- _Exercise brief_
Every entry must be repeated exactly. Exclude all pictures.
◇ ◇ ◇
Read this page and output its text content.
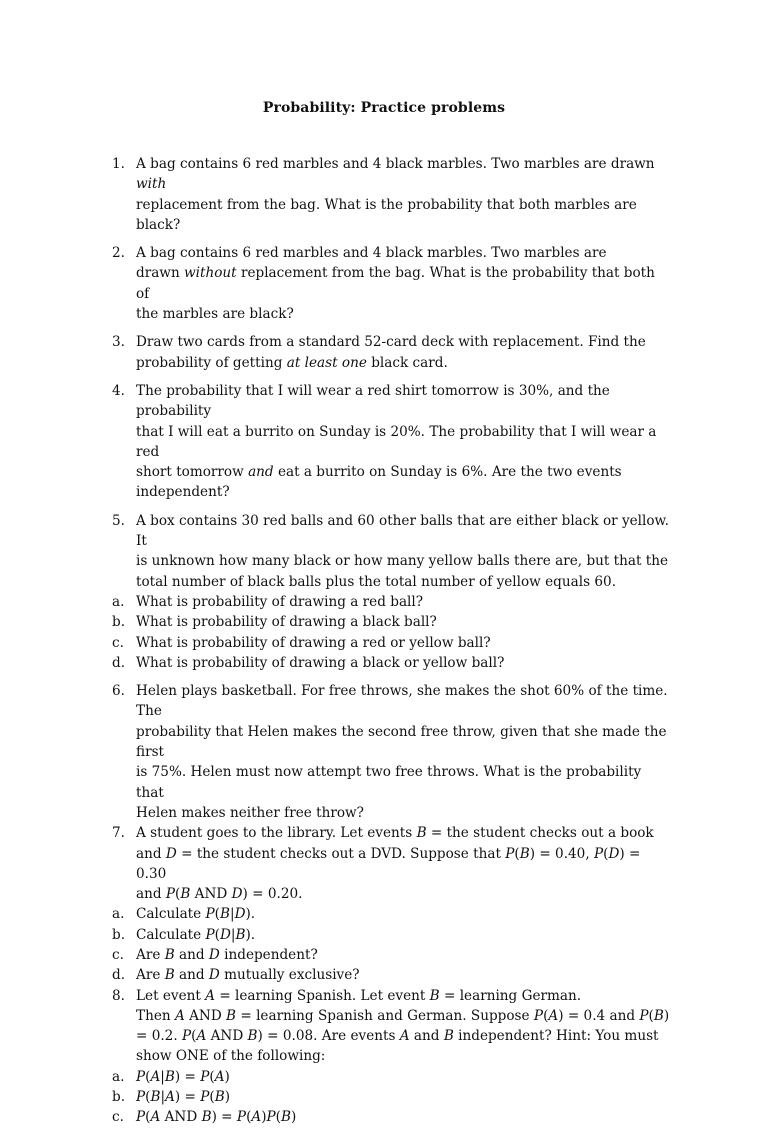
Probability: Practice problems
1. A bag contains 6 red marbles and 4 black marbles. Two marbles are drawn with
replacement from the bag. What is the probability that both marbles are black?
2. A bag contains 6 red marbles and 4 black marbles. Two marbles are
drawn without replacement from the bag. What is the probability that both of
the marbles are black?
3. Draw two cards from a standard 52-card deck with replacement. Find the
probability of getting at least one black card.
4. The probability that I will wear a red shirt tomorrow is 30%, and the probability
that I will eat a burrito on Sunday is 20%. The probability that I will wear a red
short tomorrow and eat a burrito on Sunday is 6%. Are the two events
independent?
5. A box contains 30 red balls and 60 other balls that are either black or yellow. It
is unknown how many black or how many yellow balls there are, but that the
total number of black balls plus the total number of yellow equals 60.
a. What is probability of drawing a red ball?
b. What is probability of drawing a black ball?
c. What is probability of drawing a red or yellow ball?
d. What is probability of drawing a black or yellow ball?
6. Helen plays basketball. For free throws, she makes the shot 60% of the time. The
probability that Helen makes the second free throw, given that she made the first
is 75%. Helen must now attempt two free throws. What is the probability that
Helen makes neither free throw?
7. A student goes to the library. Let events B = the student checks out a book
and D = the student checks out a DVD. Suppose that P(B) = 0.40, P(D) = 0.30
and P(B AND D) = 0.20.
a. Calculate P(B|D).
b. Calculate P(D|B).
c. Are B and D independent?
d. Are B and D mutually exclusive?
8. Let event A = learning Spanish. Let event B = learning German.
Then A AND B = learning Spanish and German. Suppose P(A) = 0.4 and P(B)
= 0.2. P(A AND B) = 0.08. Are events A and B independent? Hint: You must
show ONE of the following:
a. P(A|B) = P(A)
b. P(B|A) = P(B)
c. P(A AND B) = P(A)P(B)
◇ ◇ ◇
- _Worked answer_
Read this page and output its text content.
Probability: Practice problems
1. A bag contains 6 red marbles and 4 black marbles. Two marbles are drawn with
replacement from the bag. What is the probability that both marbles are black?
2. A bag contains 6 red marbles and 4 black marbles. Two marbles are
drawn without replacement from the bag. What is the probability that both of
the marbles are black?
3. Draw two cards from a standard 52-card deck with replacement. Find the
probability of getting at least one black card.
4. The probability that I will wear a red shirt tomorrow is 30%, and the probability
that I will eat a burrito on Sunday is 20%. The probability that I will wear a red
short tomorrow and eat a burrito on Sunday is 6%. Are the two events
independent?
5. A box contains 30 red balls and 60 other balls that are either black or yellow. It
is unknown how many black or how many yellow balls there are, but that the
total number of black balls plus the total number of yellow equals 60.
a. What is probability of drawing a red ball?
b. What is probability of drawing a black ball?
c. What is probability of drawing a red or yellow ball?
d. What is probability of drawing a black or yellow ball?
6. Helen plays basketball. For free throws, she makes the shot 60% of the time. The
probability that Helen makes the second free throw, given that she made the first
is 75%. Helen must now attempt two free throws. What is the probability that
Helen makes neither free throw?
7. A student goes to the library. Let events B = the student checks out a book
and D = the student checks out a DVD. Suppose that P(B) = 0.40, P(D) = 0.30
and P(B AND D) = 0.20.
a. Calculate P(B|D).
b. Calculate P(D|B).
c. Are B and D independent?
d. Are B and D mutually exclusive?
8. Let event A = learning Spanish. Let event B = learning German.
Then A AND B = learning Spanish and German. Suppose P(A) = 0.4 and P(B)
= 0.2. P(A AND B) = 0.08. Are events A and B independent? Hint: You must
show ONE of the following:
a. P(A|B) = P(A)
b. P(B|A) = P(B)
c. P(A AND B) = P(A)P(B)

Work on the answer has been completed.